WHAT THE TASK REQUIRES: State the number of lines that contain "name", with no other text.

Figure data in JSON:
*-*-*

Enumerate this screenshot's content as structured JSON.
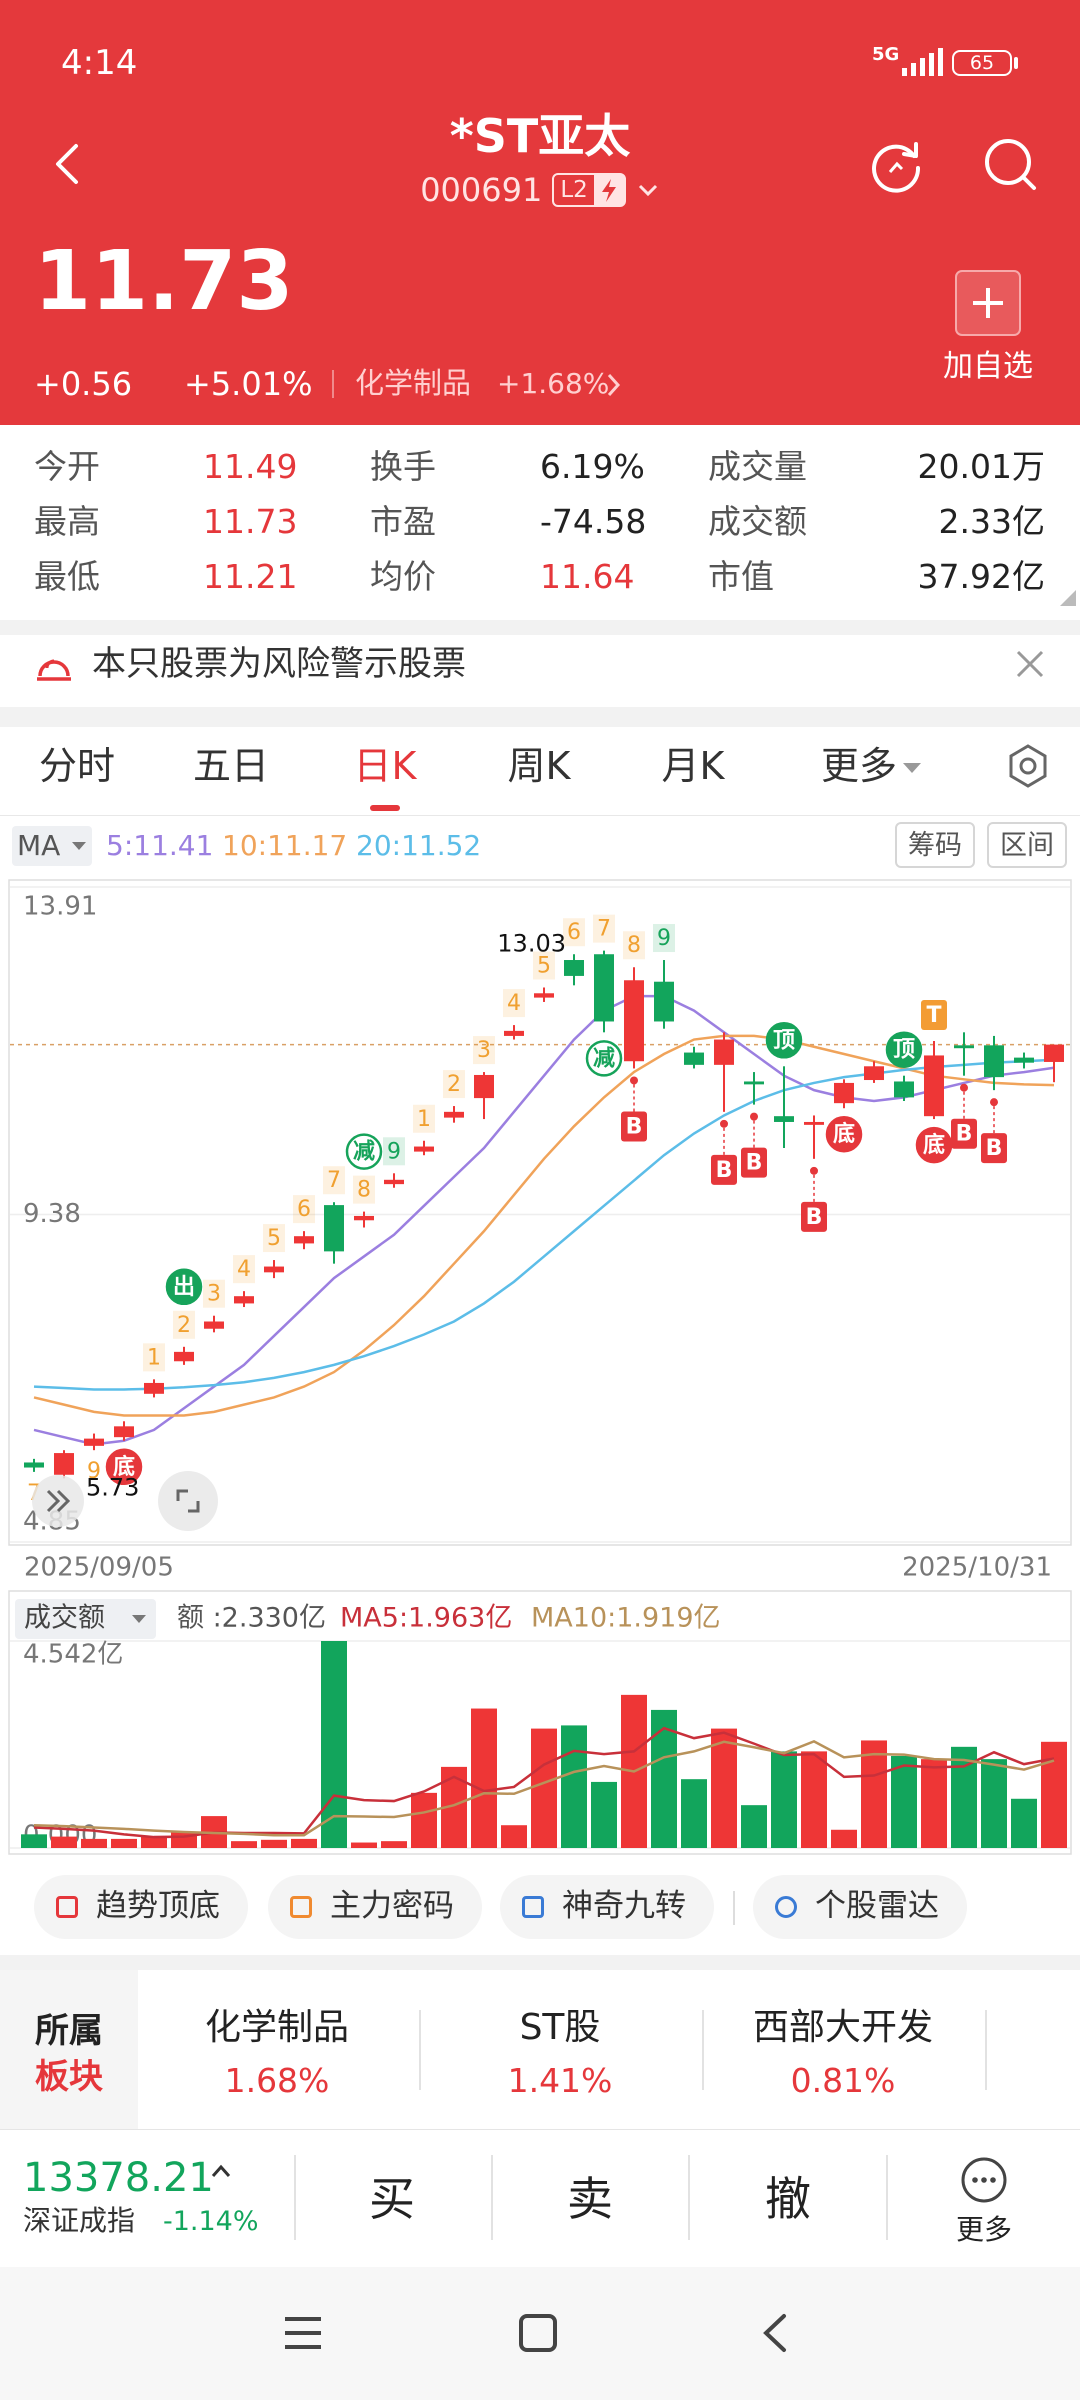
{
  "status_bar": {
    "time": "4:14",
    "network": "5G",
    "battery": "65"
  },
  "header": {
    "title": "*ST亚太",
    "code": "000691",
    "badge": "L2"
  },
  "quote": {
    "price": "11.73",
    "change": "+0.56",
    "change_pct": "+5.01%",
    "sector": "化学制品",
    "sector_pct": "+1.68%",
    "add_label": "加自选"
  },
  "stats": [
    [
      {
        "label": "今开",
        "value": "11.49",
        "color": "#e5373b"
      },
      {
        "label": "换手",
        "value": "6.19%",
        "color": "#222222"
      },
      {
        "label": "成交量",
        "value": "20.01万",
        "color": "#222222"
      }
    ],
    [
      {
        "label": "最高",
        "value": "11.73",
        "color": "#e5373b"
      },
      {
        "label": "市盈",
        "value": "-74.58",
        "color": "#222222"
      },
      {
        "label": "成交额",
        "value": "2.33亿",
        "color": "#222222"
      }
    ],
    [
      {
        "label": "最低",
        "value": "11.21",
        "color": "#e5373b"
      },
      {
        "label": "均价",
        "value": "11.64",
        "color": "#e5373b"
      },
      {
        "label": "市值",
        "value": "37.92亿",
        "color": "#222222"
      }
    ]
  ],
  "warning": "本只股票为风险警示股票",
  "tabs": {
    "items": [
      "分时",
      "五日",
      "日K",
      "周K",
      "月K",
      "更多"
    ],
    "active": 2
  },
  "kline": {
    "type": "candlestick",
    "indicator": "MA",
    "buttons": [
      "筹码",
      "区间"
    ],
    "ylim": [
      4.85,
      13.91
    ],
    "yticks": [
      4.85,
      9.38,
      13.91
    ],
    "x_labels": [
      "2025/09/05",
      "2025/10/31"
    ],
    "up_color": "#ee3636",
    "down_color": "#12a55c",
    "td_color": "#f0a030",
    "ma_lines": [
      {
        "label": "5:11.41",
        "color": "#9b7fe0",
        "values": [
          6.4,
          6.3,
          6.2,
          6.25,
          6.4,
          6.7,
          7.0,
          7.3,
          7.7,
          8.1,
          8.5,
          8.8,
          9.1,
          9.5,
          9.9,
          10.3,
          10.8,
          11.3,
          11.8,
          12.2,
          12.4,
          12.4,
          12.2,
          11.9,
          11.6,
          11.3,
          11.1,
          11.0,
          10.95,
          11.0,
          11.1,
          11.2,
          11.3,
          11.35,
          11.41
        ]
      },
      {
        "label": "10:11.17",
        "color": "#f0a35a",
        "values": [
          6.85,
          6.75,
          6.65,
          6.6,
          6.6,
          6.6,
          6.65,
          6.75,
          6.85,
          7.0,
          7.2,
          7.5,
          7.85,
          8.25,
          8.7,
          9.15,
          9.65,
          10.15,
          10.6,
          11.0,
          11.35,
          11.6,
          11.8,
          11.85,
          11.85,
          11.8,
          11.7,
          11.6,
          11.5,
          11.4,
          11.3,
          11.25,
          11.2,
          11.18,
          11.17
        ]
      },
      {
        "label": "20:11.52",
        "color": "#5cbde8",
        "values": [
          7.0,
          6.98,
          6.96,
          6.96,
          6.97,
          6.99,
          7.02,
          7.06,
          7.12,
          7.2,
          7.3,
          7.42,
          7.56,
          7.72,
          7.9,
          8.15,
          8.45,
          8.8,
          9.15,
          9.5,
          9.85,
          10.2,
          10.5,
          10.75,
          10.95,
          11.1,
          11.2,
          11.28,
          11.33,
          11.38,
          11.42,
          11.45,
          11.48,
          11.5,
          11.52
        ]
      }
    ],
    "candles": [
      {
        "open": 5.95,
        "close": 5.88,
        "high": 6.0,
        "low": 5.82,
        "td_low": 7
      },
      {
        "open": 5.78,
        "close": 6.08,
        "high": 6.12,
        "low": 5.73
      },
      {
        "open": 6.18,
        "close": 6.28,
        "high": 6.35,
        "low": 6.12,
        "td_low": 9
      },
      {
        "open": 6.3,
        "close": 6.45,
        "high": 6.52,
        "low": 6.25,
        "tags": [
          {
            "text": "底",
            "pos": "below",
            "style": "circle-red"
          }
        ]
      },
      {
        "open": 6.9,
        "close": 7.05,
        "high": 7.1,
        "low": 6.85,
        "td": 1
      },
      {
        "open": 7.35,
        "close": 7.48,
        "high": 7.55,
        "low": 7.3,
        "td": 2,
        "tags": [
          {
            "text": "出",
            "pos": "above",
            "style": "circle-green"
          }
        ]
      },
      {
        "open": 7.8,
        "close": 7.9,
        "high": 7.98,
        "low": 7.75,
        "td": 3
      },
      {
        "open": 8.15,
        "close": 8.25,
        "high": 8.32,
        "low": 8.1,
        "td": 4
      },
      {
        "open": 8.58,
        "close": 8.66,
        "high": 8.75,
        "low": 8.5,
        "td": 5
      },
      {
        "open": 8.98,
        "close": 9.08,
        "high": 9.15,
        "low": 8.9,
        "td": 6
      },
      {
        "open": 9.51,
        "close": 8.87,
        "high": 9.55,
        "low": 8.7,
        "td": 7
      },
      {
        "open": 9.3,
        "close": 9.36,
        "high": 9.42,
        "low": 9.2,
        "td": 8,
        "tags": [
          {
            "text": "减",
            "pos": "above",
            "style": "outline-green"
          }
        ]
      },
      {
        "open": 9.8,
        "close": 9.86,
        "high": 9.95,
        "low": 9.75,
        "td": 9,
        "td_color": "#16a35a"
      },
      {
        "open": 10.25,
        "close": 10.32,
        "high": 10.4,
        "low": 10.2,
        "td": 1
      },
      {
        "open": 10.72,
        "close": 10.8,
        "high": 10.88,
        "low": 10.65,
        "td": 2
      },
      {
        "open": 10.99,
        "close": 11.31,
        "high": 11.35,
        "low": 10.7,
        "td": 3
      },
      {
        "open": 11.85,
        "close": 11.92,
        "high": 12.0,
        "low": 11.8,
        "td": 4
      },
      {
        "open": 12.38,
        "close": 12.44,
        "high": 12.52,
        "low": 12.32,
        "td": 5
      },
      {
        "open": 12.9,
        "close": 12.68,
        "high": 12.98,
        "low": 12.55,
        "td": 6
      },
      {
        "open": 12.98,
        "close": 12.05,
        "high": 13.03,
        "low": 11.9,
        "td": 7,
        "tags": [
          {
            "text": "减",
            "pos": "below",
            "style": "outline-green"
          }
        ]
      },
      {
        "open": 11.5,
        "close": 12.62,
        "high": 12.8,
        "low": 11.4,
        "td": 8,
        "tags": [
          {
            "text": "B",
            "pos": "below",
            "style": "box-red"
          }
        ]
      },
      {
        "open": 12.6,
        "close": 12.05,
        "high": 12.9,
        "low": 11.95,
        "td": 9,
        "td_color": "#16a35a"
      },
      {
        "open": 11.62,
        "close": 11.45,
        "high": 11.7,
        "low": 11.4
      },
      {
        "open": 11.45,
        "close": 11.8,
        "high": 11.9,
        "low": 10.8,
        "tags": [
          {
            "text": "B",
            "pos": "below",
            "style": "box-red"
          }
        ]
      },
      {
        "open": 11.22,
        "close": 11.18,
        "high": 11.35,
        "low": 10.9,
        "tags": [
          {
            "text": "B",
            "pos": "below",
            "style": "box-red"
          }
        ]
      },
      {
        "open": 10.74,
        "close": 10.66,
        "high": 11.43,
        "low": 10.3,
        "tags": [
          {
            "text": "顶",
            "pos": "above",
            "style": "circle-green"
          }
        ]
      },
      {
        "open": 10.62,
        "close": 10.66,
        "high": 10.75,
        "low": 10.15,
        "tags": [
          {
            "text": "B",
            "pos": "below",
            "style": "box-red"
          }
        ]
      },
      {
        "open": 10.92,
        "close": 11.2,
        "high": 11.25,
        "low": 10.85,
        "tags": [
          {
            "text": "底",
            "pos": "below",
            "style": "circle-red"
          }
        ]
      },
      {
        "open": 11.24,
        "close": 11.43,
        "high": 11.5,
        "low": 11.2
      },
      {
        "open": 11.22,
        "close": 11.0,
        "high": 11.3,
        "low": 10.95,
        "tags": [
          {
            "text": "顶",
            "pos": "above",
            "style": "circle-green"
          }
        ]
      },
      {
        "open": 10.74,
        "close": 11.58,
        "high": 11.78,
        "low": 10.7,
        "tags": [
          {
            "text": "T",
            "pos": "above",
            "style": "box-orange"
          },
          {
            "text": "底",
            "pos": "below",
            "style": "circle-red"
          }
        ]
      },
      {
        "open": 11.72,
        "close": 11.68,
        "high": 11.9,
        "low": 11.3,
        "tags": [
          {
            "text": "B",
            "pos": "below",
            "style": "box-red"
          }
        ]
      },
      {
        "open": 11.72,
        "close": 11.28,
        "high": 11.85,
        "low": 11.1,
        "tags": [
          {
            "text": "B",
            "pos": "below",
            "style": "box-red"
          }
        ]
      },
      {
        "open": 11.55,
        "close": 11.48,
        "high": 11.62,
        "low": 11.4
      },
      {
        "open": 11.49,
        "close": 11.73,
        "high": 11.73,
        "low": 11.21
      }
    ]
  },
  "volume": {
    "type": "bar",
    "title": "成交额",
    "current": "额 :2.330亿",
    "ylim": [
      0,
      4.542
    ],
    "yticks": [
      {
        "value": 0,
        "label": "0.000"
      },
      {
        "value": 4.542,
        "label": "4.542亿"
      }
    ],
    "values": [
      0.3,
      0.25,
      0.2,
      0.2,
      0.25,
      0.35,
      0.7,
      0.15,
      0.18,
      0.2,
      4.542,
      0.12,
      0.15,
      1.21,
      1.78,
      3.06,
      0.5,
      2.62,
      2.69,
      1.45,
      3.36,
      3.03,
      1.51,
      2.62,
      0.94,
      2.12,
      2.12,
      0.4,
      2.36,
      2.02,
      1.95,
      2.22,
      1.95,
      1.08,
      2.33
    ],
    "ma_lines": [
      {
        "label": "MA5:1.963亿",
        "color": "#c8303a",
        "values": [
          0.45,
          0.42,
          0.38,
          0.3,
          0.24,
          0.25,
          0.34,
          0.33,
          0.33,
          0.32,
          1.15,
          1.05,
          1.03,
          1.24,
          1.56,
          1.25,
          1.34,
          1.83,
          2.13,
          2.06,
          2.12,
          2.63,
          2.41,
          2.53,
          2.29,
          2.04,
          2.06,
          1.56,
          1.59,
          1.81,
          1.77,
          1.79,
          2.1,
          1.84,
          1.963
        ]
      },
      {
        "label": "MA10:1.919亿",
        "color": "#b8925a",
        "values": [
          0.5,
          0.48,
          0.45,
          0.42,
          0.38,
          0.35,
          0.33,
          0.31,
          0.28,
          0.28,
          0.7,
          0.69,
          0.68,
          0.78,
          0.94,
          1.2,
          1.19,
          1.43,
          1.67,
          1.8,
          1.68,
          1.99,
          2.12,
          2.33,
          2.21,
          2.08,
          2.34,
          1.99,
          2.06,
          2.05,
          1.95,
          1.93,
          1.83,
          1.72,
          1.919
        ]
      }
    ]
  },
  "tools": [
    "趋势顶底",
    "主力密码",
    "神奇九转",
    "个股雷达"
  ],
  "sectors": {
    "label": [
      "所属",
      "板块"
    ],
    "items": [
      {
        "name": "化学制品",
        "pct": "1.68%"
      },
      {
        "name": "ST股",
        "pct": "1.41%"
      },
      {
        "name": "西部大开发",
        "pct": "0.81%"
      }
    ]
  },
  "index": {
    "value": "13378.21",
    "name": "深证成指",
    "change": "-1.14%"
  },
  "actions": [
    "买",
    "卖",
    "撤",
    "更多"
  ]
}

*-*-*

WRITTEN SOLUTION: 4